### To be done:
All of the records listed below should be retyped exactly.

◇ ◇ ◇ ◇

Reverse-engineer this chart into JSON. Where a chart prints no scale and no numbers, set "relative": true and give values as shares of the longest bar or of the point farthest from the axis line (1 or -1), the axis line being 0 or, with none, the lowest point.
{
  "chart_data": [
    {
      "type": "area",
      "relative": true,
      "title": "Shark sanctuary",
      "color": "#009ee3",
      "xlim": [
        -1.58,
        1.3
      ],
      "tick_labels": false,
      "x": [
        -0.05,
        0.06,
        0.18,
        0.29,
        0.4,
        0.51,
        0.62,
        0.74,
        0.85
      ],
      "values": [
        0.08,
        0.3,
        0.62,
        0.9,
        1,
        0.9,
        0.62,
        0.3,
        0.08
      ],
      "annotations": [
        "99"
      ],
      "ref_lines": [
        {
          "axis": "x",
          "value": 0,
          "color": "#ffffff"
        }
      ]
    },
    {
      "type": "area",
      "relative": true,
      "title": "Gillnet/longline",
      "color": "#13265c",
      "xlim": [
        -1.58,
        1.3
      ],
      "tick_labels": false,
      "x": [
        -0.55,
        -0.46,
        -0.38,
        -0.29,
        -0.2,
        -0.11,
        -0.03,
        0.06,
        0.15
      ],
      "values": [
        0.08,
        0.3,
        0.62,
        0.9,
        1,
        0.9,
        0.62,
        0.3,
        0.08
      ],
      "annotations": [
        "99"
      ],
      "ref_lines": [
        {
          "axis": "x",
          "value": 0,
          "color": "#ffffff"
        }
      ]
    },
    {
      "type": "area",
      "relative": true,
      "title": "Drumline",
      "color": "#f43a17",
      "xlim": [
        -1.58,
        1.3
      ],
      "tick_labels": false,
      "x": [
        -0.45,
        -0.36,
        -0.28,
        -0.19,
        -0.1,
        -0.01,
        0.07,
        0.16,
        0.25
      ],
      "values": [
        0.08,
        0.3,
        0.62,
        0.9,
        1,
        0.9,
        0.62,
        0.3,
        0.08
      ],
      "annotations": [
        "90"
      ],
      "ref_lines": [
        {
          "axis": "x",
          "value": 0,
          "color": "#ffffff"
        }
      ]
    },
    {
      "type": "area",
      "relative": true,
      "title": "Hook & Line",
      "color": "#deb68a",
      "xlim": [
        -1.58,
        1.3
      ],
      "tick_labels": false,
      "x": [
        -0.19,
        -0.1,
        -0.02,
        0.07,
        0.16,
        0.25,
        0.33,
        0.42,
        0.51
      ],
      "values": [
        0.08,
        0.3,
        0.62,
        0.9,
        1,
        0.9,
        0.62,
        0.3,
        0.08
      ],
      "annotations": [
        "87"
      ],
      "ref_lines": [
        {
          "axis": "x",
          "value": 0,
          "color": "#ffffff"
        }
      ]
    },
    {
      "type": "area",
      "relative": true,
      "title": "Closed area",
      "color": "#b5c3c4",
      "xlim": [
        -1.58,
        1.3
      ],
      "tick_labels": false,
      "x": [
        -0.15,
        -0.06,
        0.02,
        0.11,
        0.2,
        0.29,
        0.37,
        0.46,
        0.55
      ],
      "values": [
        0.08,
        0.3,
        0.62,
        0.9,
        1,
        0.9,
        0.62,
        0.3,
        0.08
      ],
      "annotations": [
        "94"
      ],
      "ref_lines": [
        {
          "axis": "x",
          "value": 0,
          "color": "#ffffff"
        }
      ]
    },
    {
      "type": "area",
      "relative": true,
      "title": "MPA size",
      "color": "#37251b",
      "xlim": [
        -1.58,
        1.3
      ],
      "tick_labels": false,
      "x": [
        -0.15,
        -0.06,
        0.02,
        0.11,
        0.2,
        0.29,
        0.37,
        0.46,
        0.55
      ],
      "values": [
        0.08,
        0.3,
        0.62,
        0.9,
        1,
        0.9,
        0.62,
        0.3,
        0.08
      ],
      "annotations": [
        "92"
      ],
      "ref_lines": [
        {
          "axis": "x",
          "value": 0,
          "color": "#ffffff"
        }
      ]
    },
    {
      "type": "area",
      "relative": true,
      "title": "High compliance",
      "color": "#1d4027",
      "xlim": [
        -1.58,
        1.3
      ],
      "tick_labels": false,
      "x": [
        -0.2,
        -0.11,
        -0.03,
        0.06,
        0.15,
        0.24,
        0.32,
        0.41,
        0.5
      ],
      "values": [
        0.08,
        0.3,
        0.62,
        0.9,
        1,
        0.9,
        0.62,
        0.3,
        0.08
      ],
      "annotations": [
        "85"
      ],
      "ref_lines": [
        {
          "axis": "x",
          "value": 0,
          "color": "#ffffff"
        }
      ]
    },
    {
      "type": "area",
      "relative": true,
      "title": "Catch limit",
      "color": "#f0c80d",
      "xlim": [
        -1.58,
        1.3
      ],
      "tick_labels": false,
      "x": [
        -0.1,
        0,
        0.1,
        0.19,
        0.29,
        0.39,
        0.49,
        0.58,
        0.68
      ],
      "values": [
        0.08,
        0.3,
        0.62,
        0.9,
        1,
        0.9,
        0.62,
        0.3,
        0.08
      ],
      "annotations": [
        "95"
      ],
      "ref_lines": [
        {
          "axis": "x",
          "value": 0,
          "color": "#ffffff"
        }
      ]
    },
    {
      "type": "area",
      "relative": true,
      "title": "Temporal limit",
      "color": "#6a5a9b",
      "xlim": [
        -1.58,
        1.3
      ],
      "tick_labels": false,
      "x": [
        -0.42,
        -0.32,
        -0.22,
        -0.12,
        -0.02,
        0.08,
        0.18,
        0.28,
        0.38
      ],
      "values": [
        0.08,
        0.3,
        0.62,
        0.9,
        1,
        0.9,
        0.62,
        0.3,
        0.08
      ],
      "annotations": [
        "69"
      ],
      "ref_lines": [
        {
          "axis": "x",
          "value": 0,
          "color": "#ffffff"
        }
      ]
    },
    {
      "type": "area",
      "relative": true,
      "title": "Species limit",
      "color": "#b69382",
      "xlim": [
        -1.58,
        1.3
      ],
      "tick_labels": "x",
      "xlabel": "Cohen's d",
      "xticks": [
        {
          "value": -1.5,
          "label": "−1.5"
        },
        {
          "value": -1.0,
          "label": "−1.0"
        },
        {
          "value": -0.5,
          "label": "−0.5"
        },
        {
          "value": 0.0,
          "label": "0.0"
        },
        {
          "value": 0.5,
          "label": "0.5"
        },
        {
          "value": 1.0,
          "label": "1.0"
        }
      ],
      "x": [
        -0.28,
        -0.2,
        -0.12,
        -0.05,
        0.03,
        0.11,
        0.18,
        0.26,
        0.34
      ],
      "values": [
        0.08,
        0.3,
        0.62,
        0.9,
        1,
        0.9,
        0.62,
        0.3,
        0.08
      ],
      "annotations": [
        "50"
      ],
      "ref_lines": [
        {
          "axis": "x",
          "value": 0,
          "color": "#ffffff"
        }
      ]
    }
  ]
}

◇ ◇ ◇ ◇

### Exercise solution:
Reverse-engineer this chart into JSON. Where a chart prints no scale and no numbers, set "relative": true and give values as shares of the longest bar or of the point farthest from the axis line (1 or -1), the axis line being 0 or, with none, the lowest point.
{
  "chart_data": [
    {
      "type": "area",
      "relative": true,
      "title": "Shark sanctuary",
      "color": "#009ee3",
      "xlim": [
        -1.58,
        1.3
      ],
      "tick_labels": false,
      "x": [
        -0.05,
        0.06,
        0.18,
        0.29,
        0.4,
        0.51,
        0.62,
        0.74,
        0.85
      ],
      "values": [
        0.08,
        0.3,
        0.62,
        0.9,
        1,
        0.9,
        0.62,
        0.3,
        0.08
      ],
      "annotations": [
        "99"
      ],
      "ref_lines": [
        {
          "axis": "x",
          "value": 0,
          "color": "#ffffff"
        }
      ]
    },
    {
      "type": "area",
      "relative": true,
      "title": "Gillnet/longline",
      "color": "#13265c",
      "xlim": [
        -1.58,
        1.3
      ],
      "tick_labels": false,
      "x": [
        -0.55,
        -0.46,
        -0.38,
        -0.29,
        -0.2,
        -0.11,
        -0.03,
        0.06,
        0.15
      ],
      "values": [
        0.08,
        0.3,
        0.62,
        0.9,
        1,
        0.9,
        0.62,
        0.3,
        0.08
      ],
      "annotations": [
        "99"
      ],
      "ref_lines": [
        {
          "axis": "x",
          "value": 0,
          "color": "#ffffff"
        }
      ]
    },
    {
      "type": "area",
      "relative": true,
      "title": "Drumline",
      "color": "#f43a17",
      "xlim": [
        -1.58,
        1.3
      ],
      "tick_labels": false,
      "x": [
        -0.45,
        -0.36,
        -0.28,
        -0.19,
        -0.1,
        -0.01,
        0.07,
        0.16,
        0.25
      ],
      "values": [
        0.08,
        0.3,
        0.62,
        0.9,
        1,
        0.9,
        0.62,
        0.3,
        0.08
      ],
      "annotations": [
        "90"
      ],
      "ref_lines": [
        {
          "axis": "x",
          "value": 0,
          "color": "#ffffff"
        }
      ]
    },
    {
      "type": "area",
      "relative": true,
      "title": "Hook & Line",
      "color": "#deb68a",
      "xlim": [
        -1.58,
        1.3
      ],
      "tick_labels": false,
      "x": [
        -0.19,
        -0.1,
        -0.02,
        0.07,
        0.16,
        0.25,
        0.33,
        0.42,
        0.51
      ],
      "values": [
        0.08,
        0.3,
        0.62,
        0.9,
        1,
        0.9,
        0.62,
        0.3,
        0.08
      ],
      "annotations": [
        "87"
      ],
      "ref_lines": [
        {
          "axis": "x",
          "value": 0,
          "color": "#ffffff"
        }
      ]
    },
    {
      "type": "area",
      "relative": true,
      "title": "Closed area",
      "color": "#b5c3c4",
      "xlim": [
        -1.58,
        1.3
      ],
      "tick_labels": false,
      "x": [
        -0.15,
        -0.06,
        0.02,
        0.11,
        0.2,
        0.29,
        0.37,
        0.46,
        0.55
      ],
      "values": [
        0.08,
        0.3,
        0.62,
        0.9,
        1,
        0.9,
        0.62,
        0.3,
        0.08
      ],
      "annotations": [
        "94"
      ],
      "ref_lines": [
        {
          "axis": "x",
          "value": 0,
          "color": "#ffffff"
        }
      ]
    },
    {
      "type": "area",
      "relative": true,
      "title": "MPA size",
      "color": "#37251b",
      "xlim": [
        -1.58,
        1.3
      ],
      "tick_labels": false,
      "x": [
        -0.15,
        -0.06,
        0.02,
        0.11,
        0.2,
        0.29,
        0.37,
        0.46,
        0.55
      ],
      "values": [
        0.08,
        0.3,
        0.62,
        0.9,
        1,
        0.9,
        0.62,
        0.3,
        0.08
      ],
      "annotations": [
        "92"
      ],
      "ref_lines": [
        {
          "axis": "x",
          "value": 0,
          "color": "#ffffff"
        }
      ]
    },
    {
      "type": "area",
      "relative": true,
      "title": "High compliance",
      "color": "#1d4027",
      "xlim": [
        -1.58,
        1.3
      ],
      "tick_labels": false,
      "x": [
        -0.2,
        -0.11,
        -0.03,
        0.06,
        0.15,
        0.24,
        0.32,
        0.41,
        0.5
      ],
      "values": [
        0.08,
        0.3,
        0.62,
        0.9,
        1,
        0.9,
        0.62,
        0.3,
        0.08
      ],
      "annotations": [
        "85"
      ],
      "ref_lines": [
        {
          "axis": "x",
          "value": 0,
          "color": "#ffffff"
        }
      ]
    },
    {
      "type": "area",
      "relative": true,
      "title": "Catch limit",
      "color": "#f0c80d",
      "xlim": [
        -1.58,
        1.3
      ],
      "tick_labels": false,
      "x": [
        -0.1,
        0,
        0.1,
        0.19,
        0.29,
        0.39,
        0.49,
        0.58,
        0.68
      ],
      "values": [
        0.08,
        0.3,
        0.62,
        0.9,
        1,
        0.9,
        0.62,
        0.3,
        0.08
      ],
      "annotations": [
        "95"
      ],
      "ref_lines": [
        {
          "axis": "x",
          "value": 0,
          "color": "#ffffff"
        }
      ]
    },
    {
      "type": "area",
      "relative": true,
      "title": "Temporal limit",
      "color": "#6a5a9b",
      "xlim": [
        -1.58,
        1.3
      ],
      "tick_labels": false,
      "x": [
        -0.42,
        -0.32,
        -0.22,
        -0.12,
        -0.02,
        0.08,
        0.18,
        0.28,
        0.38
      ],
      "values": [
        0.08,
        0.3,
        0.62,
        0.9,
        1,
        0.9,
        0.62,
        0.3,
        0.08
      ],
      "annotations": [
        "69"
      ],
      "ref_lines": [
        {
          "axis": "x",
          "value": 0,
          "color": "#ffffff"
        }
      ]
    },
    {
      "type": "area",
      "relative": true,
      "title": "Species limit",
      "color": "#b69382",
      "xlim": [
        -1.58,
        1.3
      ],
      "tick_labels": "x",
      "xlabel": "Cohen's d",
      "xticks": [
        {
          "value": -1.5,
          "label": "−1.5"
        },
        {
          "value": -1.0,
          "label": "−1.0"
        },
        {
          "value": -0.5,
          "label": "−0.5"
        },
        {
          "value": 0.0,
          "label": "0.0"
        },
        {
          "value": 0.5,
          "label": "0.5"
        },
        {
          "value": 1.0,
          "label": "1.0"
        }
      ],
      "x": [
        -0.28,
        -0.2,
        -0.12,
        -0.05,
        0.03,
        0.11,
        0.18,
        0.26,
        0.34
      ],
      "values": [
        0.08,
        0.3,
        0.62,
        0.9,
        1,
        0.9,
        0.62,
        0.3,
        0.08
      ],
      "annotations": [
        "50"
      ],
      "ref_lines": [
        {
          "axis": "x",
          "value": 0,
          "color": "#ffffff"
        }
      ]
    }
  ]
}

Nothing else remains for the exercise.